Extracted data entries:
··········
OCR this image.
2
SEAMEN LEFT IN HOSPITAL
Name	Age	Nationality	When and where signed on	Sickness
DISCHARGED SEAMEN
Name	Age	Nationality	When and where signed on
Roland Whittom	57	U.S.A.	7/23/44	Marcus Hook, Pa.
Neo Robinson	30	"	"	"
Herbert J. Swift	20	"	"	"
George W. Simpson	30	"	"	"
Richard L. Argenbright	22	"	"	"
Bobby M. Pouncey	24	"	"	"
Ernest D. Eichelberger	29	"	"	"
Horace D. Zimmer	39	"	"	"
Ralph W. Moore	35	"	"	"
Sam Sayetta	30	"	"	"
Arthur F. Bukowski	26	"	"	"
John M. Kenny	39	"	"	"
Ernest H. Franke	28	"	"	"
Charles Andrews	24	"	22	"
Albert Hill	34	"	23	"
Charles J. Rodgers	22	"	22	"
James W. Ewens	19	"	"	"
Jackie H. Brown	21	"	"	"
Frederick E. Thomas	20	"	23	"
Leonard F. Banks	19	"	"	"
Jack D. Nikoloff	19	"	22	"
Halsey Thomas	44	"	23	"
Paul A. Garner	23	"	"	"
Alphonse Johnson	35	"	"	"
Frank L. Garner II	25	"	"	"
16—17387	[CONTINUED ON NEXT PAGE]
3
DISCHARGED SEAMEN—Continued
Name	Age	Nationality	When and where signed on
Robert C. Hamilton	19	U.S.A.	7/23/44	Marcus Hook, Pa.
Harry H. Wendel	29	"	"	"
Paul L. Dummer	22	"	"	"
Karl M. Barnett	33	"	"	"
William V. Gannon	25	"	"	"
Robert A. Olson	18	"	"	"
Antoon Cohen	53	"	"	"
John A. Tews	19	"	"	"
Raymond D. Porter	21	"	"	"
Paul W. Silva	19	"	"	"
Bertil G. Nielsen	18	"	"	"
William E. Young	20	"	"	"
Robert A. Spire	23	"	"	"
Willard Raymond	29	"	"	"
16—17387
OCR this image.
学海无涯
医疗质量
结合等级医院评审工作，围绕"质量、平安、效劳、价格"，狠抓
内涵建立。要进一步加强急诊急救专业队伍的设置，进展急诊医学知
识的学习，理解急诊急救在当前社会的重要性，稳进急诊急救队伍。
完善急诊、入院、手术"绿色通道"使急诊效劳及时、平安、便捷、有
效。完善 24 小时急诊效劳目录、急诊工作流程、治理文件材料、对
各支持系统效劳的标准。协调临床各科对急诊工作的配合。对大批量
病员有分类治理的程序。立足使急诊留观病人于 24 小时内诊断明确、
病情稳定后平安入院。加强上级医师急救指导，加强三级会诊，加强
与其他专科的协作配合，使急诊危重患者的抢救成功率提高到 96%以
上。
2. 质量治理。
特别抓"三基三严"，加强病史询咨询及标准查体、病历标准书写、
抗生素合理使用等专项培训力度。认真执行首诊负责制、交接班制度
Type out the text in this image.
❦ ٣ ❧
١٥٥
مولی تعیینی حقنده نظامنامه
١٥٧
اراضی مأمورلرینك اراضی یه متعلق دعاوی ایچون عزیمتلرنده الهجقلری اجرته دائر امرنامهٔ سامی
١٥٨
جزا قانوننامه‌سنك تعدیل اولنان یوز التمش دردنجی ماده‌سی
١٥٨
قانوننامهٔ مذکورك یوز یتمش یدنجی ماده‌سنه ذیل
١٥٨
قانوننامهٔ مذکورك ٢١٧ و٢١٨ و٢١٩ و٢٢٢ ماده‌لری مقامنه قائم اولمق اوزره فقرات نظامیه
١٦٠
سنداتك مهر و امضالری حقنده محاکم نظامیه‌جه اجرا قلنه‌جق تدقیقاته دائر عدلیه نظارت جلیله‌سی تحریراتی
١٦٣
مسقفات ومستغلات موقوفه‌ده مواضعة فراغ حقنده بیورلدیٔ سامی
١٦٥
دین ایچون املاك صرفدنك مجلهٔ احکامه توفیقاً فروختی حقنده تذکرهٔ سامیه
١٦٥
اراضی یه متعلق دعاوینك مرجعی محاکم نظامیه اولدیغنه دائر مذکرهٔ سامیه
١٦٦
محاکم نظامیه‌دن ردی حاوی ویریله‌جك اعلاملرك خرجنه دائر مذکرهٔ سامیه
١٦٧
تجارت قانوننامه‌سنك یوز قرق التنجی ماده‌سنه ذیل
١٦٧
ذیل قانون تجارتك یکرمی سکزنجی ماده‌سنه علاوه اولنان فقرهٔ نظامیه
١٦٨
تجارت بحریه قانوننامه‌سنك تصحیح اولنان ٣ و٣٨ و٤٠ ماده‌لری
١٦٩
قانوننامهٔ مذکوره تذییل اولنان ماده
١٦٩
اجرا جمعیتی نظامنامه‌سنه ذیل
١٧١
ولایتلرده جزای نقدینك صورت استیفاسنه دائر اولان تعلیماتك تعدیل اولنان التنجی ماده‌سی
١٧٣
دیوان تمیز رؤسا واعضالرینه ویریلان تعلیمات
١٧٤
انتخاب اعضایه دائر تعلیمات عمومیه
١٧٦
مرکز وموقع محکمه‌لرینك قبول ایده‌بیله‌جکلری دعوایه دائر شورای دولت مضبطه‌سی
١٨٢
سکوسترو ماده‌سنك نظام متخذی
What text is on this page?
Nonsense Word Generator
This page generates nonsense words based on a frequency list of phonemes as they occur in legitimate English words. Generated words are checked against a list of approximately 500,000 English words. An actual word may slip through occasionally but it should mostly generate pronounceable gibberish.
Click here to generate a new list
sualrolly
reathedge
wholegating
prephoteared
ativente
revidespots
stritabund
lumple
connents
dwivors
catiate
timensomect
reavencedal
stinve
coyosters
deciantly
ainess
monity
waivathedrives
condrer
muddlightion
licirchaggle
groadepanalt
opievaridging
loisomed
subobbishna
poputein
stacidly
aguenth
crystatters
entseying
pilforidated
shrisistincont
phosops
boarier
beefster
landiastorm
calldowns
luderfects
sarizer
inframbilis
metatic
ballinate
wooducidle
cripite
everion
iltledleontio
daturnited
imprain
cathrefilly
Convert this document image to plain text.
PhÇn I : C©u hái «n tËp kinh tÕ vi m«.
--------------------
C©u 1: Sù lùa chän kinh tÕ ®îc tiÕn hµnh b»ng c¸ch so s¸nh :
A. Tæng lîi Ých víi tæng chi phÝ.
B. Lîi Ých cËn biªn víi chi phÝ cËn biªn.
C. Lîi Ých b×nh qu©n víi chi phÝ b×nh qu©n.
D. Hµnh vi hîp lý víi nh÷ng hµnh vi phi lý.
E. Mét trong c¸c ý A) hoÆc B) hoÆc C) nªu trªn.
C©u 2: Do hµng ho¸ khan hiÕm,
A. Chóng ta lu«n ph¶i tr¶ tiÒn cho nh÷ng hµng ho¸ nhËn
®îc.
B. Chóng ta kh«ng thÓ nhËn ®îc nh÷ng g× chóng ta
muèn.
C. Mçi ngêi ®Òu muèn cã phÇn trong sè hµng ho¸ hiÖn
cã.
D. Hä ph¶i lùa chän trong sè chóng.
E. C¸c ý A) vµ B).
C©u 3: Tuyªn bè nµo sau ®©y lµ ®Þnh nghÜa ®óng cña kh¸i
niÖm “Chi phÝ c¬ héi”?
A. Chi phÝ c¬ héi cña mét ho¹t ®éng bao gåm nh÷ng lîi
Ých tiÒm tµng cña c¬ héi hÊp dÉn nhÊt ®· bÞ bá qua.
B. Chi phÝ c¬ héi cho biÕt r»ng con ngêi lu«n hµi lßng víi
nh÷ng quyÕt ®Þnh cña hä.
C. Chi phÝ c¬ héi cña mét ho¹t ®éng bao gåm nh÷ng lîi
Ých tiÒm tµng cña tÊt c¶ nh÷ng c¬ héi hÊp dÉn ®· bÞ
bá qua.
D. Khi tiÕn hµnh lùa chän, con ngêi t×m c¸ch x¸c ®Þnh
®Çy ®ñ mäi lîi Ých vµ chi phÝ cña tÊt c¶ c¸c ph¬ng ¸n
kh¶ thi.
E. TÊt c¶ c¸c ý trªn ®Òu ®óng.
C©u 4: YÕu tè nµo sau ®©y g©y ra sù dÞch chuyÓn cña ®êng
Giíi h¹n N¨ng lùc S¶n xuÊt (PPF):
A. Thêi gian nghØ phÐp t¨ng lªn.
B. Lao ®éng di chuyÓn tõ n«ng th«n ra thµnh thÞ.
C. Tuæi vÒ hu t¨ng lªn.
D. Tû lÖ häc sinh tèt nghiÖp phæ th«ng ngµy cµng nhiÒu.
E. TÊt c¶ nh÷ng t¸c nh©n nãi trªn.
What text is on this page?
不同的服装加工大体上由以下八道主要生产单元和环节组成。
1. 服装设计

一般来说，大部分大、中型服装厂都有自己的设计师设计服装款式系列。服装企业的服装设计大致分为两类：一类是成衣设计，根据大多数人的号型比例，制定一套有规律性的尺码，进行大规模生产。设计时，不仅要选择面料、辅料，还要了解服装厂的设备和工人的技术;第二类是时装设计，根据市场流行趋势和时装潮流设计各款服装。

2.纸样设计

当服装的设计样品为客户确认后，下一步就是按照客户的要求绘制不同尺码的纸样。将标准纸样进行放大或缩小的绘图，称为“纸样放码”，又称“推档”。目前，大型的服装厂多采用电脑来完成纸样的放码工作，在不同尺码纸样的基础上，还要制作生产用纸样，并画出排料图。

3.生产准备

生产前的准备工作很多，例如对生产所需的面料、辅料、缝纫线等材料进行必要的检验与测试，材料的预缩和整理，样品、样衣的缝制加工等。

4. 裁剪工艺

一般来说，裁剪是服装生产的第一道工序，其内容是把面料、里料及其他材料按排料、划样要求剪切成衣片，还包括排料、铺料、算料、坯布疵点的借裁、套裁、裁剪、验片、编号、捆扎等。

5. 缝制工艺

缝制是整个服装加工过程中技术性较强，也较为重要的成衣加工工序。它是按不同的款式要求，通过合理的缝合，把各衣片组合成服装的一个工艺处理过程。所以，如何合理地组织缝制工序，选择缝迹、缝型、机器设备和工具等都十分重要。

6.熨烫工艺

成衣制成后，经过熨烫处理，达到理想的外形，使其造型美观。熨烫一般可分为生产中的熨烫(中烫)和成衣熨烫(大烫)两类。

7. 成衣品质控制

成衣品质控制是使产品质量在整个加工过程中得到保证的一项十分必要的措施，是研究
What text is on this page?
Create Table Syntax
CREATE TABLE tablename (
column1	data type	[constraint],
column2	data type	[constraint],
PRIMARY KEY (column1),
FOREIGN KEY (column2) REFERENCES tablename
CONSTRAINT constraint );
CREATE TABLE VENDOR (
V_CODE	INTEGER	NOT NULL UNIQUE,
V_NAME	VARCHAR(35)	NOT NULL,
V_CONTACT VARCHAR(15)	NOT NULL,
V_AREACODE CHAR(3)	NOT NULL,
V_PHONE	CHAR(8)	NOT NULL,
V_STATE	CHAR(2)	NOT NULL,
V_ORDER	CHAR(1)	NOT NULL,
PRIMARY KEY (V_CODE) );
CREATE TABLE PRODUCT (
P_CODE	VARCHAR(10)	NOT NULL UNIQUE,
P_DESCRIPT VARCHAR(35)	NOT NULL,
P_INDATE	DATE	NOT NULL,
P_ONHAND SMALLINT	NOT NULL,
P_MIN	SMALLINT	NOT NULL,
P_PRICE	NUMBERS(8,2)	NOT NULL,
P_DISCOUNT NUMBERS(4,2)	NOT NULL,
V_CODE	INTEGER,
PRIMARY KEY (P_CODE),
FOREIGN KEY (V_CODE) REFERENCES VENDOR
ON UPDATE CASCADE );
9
··········
- _THE TASK_
In the records, locate each line holding the string "Paul" and copy it.

- _FULL OUTPUT_
Paul A. Garner	23	"	"	"
Paul L. Dummer	22	"	"	"
Paul W. Silva	19	"	"	"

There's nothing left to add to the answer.